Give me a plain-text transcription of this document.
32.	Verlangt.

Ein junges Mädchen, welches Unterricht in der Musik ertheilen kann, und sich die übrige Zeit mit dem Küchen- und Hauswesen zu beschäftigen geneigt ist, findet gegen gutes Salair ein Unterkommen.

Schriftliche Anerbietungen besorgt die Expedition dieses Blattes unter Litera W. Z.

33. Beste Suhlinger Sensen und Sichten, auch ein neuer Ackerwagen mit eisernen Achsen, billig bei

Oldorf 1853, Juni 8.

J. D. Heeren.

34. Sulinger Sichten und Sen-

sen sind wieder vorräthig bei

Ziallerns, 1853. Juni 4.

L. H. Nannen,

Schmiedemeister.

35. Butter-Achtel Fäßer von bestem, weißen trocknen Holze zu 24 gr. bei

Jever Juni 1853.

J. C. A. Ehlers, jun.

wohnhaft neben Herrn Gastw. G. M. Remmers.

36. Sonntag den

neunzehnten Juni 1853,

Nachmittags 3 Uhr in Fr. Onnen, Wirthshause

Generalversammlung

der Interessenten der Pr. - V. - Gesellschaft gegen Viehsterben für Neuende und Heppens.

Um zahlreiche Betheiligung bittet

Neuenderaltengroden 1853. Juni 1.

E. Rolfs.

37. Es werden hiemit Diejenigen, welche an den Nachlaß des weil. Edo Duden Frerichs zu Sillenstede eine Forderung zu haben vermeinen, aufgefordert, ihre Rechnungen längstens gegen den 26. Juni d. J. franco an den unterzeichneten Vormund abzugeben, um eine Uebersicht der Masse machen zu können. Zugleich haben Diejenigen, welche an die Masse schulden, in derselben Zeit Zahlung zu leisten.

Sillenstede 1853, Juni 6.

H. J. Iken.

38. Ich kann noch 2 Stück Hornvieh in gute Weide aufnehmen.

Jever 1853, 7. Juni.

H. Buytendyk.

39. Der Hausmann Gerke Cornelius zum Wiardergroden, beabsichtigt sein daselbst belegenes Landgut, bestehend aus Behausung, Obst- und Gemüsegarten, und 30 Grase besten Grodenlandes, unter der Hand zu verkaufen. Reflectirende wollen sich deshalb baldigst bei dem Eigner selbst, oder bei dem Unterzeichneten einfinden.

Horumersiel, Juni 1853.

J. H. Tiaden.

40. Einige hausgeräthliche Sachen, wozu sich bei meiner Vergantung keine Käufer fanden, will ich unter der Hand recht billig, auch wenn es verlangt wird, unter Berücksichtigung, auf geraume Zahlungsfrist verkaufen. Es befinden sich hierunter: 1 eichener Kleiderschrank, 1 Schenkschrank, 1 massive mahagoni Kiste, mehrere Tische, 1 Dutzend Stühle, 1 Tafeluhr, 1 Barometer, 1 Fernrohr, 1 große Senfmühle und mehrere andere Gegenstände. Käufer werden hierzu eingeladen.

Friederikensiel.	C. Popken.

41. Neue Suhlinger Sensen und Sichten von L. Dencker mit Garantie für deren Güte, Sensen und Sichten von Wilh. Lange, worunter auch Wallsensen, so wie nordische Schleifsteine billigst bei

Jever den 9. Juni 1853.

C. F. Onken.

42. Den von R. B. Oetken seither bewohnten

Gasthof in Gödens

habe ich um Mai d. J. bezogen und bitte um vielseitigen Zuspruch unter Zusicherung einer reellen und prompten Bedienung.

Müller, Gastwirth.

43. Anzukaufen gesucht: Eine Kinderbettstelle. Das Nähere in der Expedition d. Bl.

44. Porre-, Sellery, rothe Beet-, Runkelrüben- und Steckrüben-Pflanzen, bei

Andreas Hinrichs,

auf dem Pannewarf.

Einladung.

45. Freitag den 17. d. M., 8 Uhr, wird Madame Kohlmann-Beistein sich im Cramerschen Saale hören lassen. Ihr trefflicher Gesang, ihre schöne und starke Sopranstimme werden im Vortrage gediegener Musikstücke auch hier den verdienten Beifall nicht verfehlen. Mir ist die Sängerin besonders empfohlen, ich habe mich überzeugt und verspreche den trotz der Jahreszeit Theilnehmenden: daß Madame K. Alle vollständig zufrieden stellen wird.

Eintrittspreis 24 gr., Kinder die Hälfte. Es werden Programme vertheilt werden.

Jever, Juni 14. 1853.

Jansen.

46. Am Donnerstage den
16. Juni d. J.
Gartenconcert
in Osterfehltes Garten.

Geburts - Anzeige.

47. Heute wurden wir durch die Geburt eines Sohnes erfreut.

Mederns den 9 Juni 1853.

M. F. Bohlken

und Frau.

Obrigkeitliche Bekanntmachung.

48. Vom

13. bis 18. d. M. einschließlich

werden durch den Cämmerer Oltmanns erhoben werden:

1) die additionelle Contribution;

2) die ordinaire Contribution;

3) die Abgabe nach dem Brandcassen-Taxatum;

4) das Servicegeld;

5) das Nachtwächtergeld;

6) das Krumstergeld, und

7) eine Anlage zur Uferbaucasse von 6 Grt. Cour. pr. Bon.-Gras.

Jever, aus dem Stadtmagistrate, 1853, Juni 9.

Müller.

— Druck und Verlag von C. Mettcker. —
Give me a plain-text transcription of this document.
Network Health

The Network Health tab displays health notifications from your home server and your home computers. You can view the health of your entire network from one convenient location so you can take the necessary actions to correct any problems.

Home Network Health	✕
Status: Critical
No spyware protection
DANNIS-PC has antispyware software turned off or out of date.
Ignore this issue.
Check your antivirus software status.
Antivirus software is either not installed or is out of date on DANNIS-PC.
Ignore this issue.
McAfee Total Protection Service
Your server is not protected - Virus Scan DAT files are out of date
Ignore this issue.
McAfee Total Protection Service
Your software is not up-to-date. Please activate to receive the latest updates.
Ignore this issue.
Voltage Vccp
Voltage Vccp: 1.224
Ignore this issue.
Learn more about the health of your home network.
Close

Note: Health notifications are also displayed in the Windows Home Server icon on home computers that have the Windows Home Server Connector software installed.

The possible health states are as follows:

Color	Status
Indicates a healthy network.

┄┄┄┄┄┄┄┄┄┄┄┄┄┄┄┄┄┄┄┄

Reproduce the entries above exactly, every line included.

» Task solution
Give me a plain-text transcription of this document.
32.	Verlangt.

Ein junges Mädchen, welches Unterricht in der Musik ertheilen kann, und sich die übrige Zeit mit dem Küchen- und Hauswesen zu beschäftigen geneigt ist, findet gegen gutes Salair ein Unterkommen.

Schriftliche Anerbietungen besorgt die Expedition dieses Blattes unter Litera W. Z.

33. Beste Suhlinger Sensen und Sichten, auch ein neuer Ackerwagen mit eisernen Achsen, billig bei

Oldorf 1853, Juni 8.

J. D. Heeren.

34. Sulinger Sichten und Sen-

sen sind wieder vorräthig bei

Ziallerns, 1853. Juni 4.

L. H. Nannen,

Schmiedemeister.

35. Butter-Achtel Fäßer von bestem, weißen trocknen Holze zu 24 gr. bei

Jever Juni 1853.

J. C. A. Ehlers, jun.

wohnhaft neben Herrn Gastw. G. M. Remmers.

36. Sonntag den

neunzehnten Juni 1853,

Nachmittags 3 Uhr in Fr. Onnen, Wirthshause

Generalversammlung

der Interessenten der Pr. - V. - Gesellschaft gegen Viehsterben für Neuende und Heppens.

Um zahlreiche Betheiligung bittet

Neuenderaltengroden 1853. Juni 1.

E. Rolfs.

37. Es werden hiemit Diejenigen, welche an den Nachlaß des weil. Edo Duden Frerichs zu Sillenstede eine Forderung zu haben vermeinen, aufgefordert, ihre Rechnungen längstens gegen den 26. Juni d. J. franco an den unterzeichneten Vormund abzugeben, um eine Uebersicht der Masse machen zu können. Zugleich haben Diejenigen, welche an die Masse schulden, in derselben Zeit Zahlung zu leisten.

Sillenstede 1853, Juni 6.

H. J. Iken.

38. Ich kann noch 2 Stück Hornvieh in gute Weide aufnehmen.

Jever 1853, 7. Juni.

H. Buytendyk.

39. Der Hausmann Gerke Cornelius zum Wiardergroden, beabsichtigt sein daselbst belegenes Landgut, bestehend aus Behausung, Obst- und Gemüsegarten, und 30 Grase besten Grodenlandes, unter der Hand zu verkaufen. Reflectirende wollen sich deshalb baldigst bei dem Eigner selbst, oder bei dem Unterzeichneten einfinden.

Horumersiel, Juni 1853.

J. H. Tiaden.

40. Einige hausgeräthliche Sachen, wozu sich bei meiner Vergantung keine Käufer fanden, will ich unter der Hand recht billig, auch wenn es verlangt wird, unter Berücksichtigung, auf geraume Zahlungsfrist verkaufen. Es befinden sich hierunter: 1 eichener Kleiderschrank, 1 Schenkschrank, 1 massive mahagoni Kiste, mehrere Tische, 1 Dutzend Stühle, 1 Tafeluhr, 1 Barometer, 1 Fernrohr, 1 große Senfmühle und mehrere andere Gegenstände. Käufer werden hierzu eingeladen.

Friederikensiel.	C. Popken.

41. Neue Suhlinger Sensen und Sichten von L. Dencker mit Garantie für deren Güte, Sensen und Sichten von Wilh. Lange, worunter auch Wallsensen, so wie nordische Schleifsteine billigst bei

Jever den 9. Juni 1853.

C. F. Onken.

42. Den von R. B. Oetken seither bewohnten

Gasthof in Gödens

habe ich um Mai d. J. bezogen und bitte um vielseitigen Zuspruch unter Zusicherung einer reellen und prompten Bedienung.

Müller, Gastwirth.

43. Anzukaufen gesucht: Eine Kinderbettstelle. Das Nähere in der Expedition d. Bl.

44. Porre-, Sellery, rothe Beet-, Runkelrüben- und Steckrüben-Pflanzen, bei

Andreas Hinrichs,

auf dem Pannewarf.

Einladung.

45. Freitag den 17. d. M., 8 Uhr, wird Madame Kohlmann-Beistein sich im Cramerschen Saale hören lassen. Ihr trefflicher Gesang, ihre schöne und starke Sopranstimme werden im Vortrage gediegener Musikstücke auch hier den verdienten Beifall nicht verfehlen. Mir ist die Sängerin besonders empfohlen, ich habe mich überzeugt und verspreche den trotz der Jahreszeit Theilnehmenden: daß Madame K. Alle vollständig zufrieden stellen wird.

Eintrittspreis 24 gr., Kinder die Hälfte. Es werden Programme vertheilt werden.

Jever, Juni 14. 1853.

Jansen.

46. Am Donnerstage den
16. Juni d. J.
Gartenconcert
in Osterfehltes Garten.

Geburts - Anzeige.

47. Heute wurden wir durch die Geburt eines Sohnes erfreut.

Mederns den 9 Juni 1853.

M. F. Bohlken

und Frau.

Obrigkeitliche Bekanntmachung.

48. Vom

13. bis 18. d. M. einschließlich

werden durch den Cämmerer Oltmanns erhoben werden:

1) die additionelle Contribution;

2) die ordinaire Contribution;

3) die Abgabe nach dem Brandcassen-Taxatum;

4) das Servicegeld;

5) das Nachtwächtergeld;

6) das Krumstergeld, und

7) eine Anlage zur Uferbaucasse von 6 Grt. Cour. pr. Bon.-Gras.

Jever, aus dem Stadtmagistrate, 1853, Juni 9.

Müller.

— Druck und Verlag von C. Mettcker. —
Give me a plain-text transcription of this document.
Network Health

The Network Health tab displays health notifications from your home server and your home computers. You can view the health of your entire network from one convenient location so you can take the necessary actions to correct any problems.

Home Network Health	✕
Status: Critical
No spyware protection
DANNIS-PC has antispyware software turned off or out of date.
Ignore this issue.
Check your antivirus software status.
Antivirus software is either not installed or is out of date on DANNIS-PC.
Ignore this issue.
McAfee Total Protection Service
Your server is not protected - Virus Scan DAT files are out of date
Ignore this issue.
McAfee Total Protection Service
Your software is not up-to-date. Please activate to receive the latest updates.
Ignore this issue.
Voltage Vccp
Voltage Vccp: 1.224
Ignore this issue.
Learn more about the health of your home network.
Close

Note: Health notifications are also displayed in the Windows Home Server icon on home computers that have the Windows Home Server Connector software installed.

The possible health states are as follows:

Color	Status
Indicates a healthy network.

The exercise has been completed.